-- start of Entries --
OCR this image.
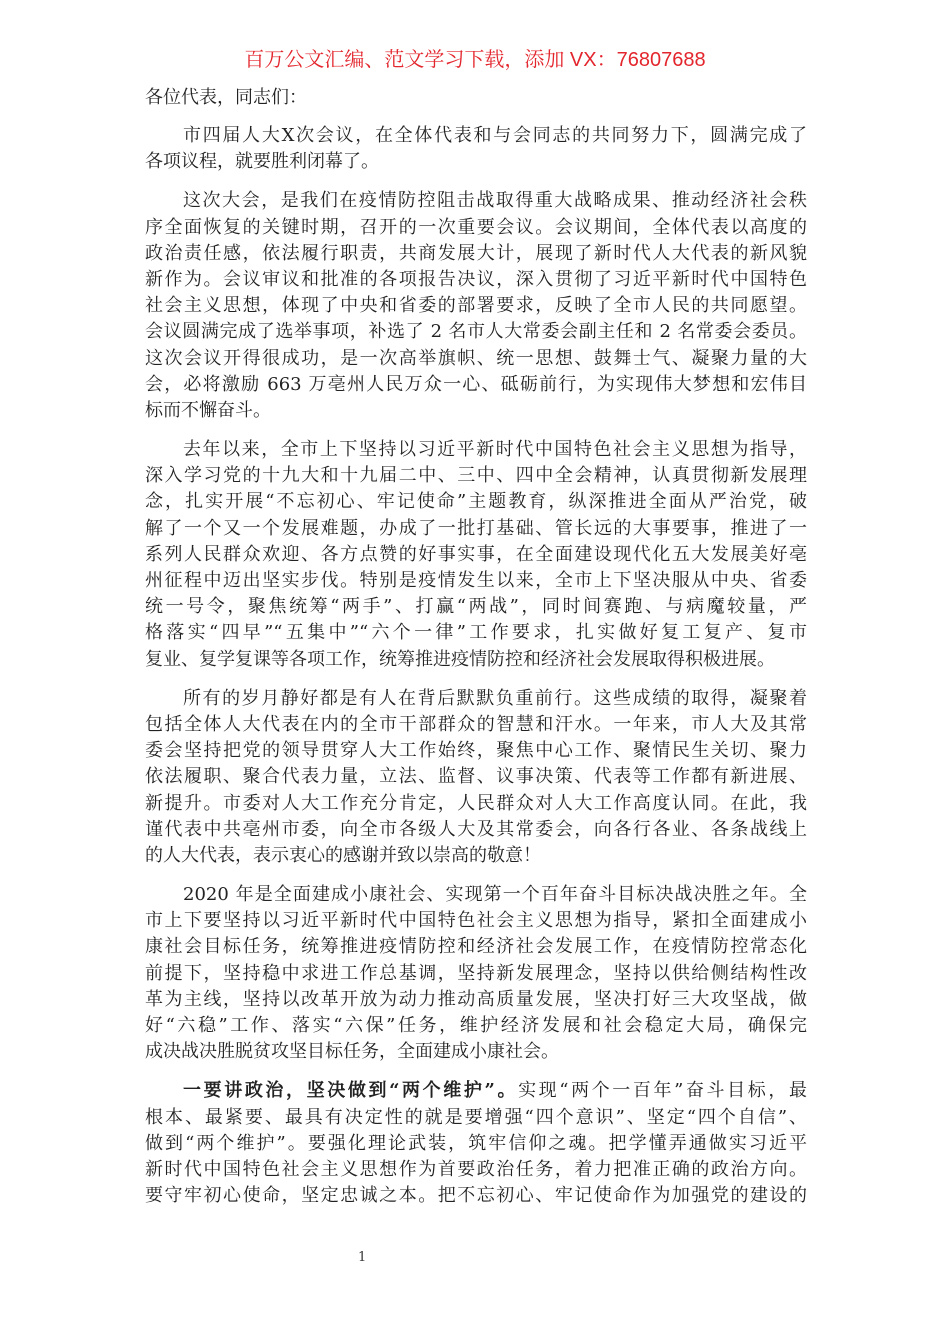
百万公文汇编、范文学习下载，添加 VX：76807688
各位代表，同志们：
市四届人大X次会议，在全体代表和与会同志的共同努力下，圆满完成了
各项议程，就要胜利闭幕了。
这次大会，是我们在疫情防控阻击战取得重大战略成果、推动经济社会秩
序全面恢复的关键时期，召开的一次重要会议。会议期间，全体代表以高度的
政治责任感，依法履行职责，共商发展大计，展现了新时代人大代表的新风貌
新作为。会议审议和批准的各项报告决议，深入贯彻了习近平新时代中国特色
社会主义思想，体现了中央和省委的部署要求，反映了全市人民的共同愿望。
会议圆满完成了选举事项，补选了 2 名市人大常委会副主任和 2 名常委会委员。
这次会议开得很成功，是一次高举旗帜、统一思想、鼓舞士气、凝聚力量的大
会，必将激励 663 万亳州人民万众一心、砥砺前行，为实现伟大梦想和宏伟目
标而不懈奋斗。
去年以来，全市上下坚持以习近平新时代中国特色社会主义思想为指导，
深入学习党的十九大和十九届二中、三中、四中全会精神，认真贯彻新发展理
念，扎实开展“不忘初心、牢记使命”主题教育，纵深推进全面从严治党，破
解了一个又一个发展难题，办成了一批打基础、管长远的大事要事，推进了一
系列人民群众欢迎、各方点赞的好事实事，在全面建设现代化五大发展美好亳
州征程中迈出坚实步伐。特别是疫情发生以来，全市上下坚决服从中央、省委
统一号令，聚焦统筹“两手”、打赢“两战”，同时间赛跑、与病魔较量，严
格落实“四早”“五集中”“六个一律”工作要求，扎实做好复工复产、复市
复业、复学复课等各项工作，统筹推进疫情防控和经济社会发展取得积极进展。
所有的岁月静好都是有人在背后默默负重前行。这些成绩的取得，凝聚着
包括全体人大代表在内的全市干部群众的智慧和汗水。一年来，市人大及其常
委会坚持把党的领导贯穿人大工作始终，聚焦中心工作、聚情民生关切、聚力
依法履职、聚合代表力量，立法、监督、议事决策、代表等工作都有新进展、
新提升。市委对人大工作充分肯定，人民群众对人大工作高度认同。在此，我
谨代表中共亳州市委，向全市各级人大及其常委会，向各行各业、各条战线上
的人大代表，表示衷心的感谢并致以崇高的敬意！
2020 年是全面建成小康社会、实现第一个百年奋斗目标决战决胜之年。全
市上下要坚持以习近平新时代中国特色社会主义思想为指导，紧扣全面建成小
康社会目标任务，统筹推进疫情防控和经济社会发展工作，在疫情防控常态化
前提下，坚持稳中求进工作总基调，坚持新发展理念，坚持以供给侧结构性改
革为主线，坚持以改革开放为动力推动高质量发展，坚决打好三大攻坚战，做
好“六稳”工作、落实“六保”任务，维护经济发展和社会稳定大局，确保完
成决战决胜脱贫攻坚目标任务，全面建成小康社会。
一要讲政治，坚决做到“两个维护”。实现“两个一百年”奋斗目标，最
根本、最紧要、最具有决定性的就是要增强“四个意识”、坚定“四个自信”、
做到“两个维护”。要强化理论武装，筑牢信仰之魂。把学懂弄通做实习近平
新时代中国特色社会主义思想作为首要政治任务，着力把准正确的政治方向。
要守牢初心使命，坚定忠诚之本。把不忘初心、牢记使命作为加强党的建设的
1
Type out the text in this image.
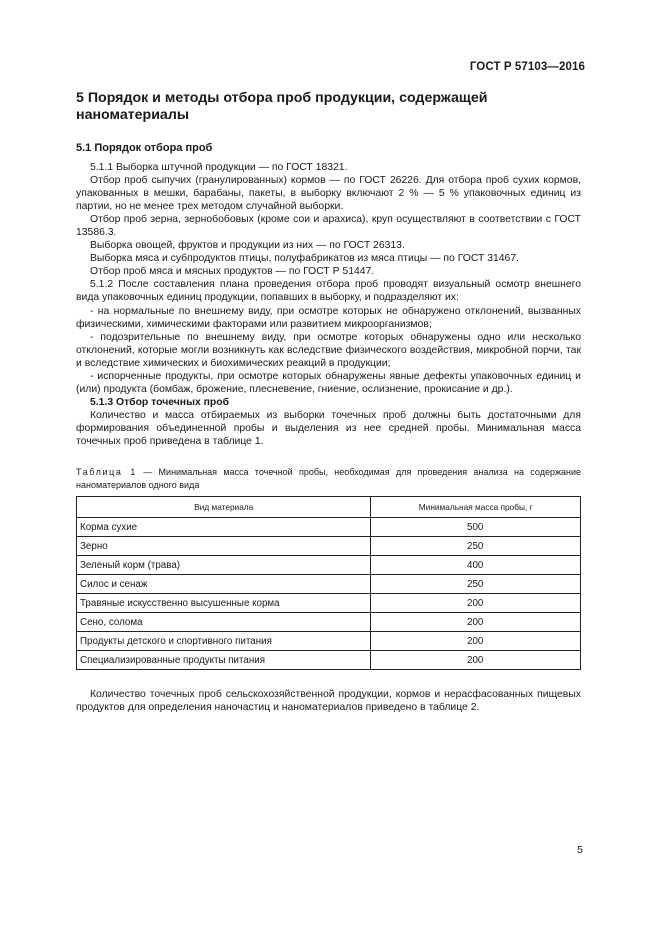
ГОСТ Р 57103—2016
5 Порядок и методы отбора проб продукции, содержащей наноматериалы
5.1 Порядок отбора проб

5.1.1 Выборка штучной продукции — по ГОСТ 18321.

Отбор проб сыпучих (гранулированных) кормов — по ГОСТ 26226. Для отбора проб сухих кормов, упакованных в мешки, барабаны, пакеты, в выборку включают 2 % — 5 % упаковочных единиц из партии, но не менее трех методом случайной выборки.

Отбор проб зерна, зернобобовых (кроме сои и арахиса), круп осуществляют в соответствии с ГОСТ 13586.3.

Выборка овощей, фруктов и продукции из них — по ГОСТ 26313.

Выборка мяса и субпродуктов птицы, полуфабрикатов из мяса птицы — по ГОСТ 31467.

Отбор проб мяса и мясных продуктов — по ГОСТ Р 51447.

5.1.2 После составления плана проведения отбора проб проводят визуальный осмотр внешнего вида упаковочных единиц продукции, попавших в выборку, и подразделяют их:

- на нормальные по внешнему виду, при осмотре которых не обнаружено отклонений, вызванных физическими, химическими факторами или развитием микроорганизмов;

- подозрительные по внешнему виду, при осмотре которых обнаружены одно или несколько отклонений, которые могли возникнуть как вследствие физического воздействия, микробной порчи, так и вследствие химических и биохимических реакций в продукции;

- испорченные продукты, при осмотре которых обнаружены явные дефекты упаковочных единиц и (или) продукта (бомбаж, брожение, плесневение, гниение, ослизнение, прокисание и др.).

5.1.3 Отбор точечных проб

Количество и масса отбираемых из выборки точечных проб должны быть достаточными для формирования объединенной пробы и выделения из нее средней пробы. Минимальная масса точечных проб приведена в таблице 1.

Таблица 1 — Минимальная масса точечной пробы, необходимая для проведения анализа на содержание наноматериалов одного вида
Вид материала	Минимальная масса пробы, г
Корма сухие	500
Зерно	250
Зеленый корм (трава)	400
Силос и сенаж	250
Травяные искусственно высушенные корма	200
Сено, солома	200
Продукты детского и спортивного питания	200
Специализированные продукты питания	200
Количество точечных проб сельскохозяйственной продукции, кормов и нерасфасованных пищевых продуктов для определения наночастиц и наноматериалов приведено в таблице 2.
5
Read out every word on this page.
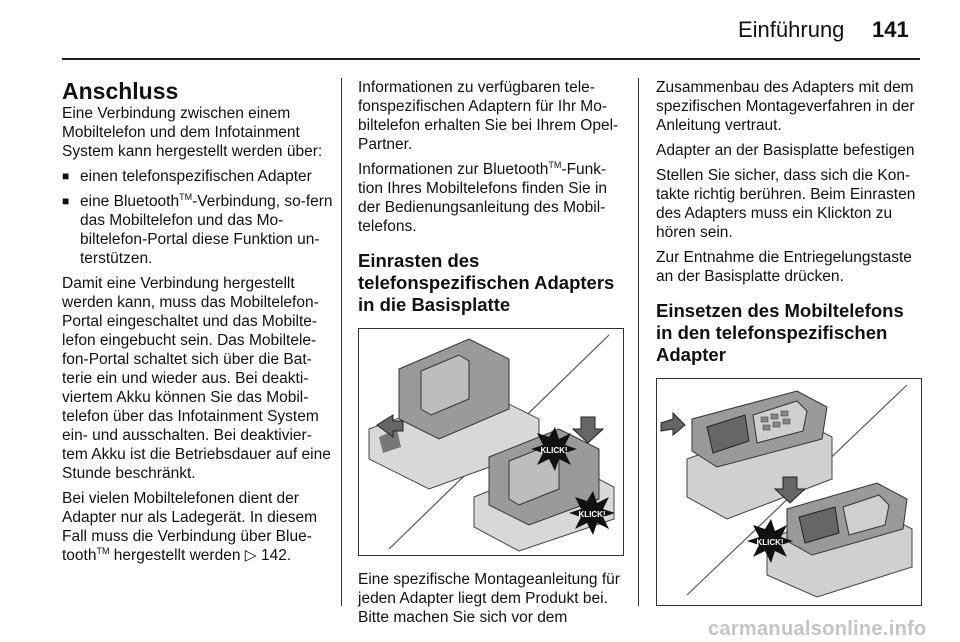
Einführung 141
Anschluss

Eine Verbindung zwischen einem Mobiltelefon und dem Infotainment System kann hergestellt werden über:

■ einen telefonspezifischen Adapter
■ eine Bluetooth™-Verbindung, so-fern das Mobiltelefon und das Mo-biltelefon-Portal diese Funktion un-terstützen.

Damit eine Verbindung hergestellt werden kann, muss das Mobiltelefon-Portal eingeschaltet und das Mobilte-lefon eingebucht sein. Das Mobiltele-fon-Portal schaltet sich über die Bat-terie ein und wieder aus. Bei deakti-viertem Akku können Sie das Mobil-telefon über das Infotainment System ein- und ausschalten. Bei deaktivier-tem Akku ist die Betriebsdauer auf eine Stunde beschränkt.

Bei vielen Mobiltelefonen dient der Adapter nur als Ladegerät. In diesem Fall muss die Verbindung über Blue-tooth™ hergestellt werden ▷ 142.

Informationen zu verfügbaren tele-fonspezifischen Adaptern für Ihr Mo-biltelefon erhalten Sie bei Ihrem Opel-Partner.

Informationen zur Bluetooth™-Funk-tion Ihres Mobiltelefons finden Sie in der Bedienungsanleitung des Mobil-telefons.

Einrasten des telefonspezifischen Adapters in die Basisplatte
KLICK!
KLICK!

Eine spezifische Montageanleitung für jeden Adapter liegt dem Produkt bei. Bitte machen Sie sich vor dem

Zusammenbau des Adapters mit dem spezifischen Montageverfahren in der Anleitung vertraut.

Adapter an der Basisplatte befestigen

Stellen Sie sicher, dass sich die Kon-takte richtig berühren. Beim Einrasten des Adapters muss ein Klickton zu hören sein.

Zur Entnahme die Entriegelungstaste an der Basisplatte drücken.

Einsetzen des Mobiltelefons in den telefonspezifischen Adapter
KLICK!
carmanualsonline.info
-- end of Entries --
Work to complete:
Extract all lines containing the word "масса".

Solution below:
Количество и масса отбираемых из выборки точечных проб должны быть достаточными для формирования объединенной пробы и выделения из нее средней пробы. Минимальная масса точечных проб приведена в таблице 1.
Таблица 1 — Минимальная масса точечной пробы, необходимая для проведения анализа на содержание наноматериалов одного вида
Вид материала	Минимальная масса пробы, г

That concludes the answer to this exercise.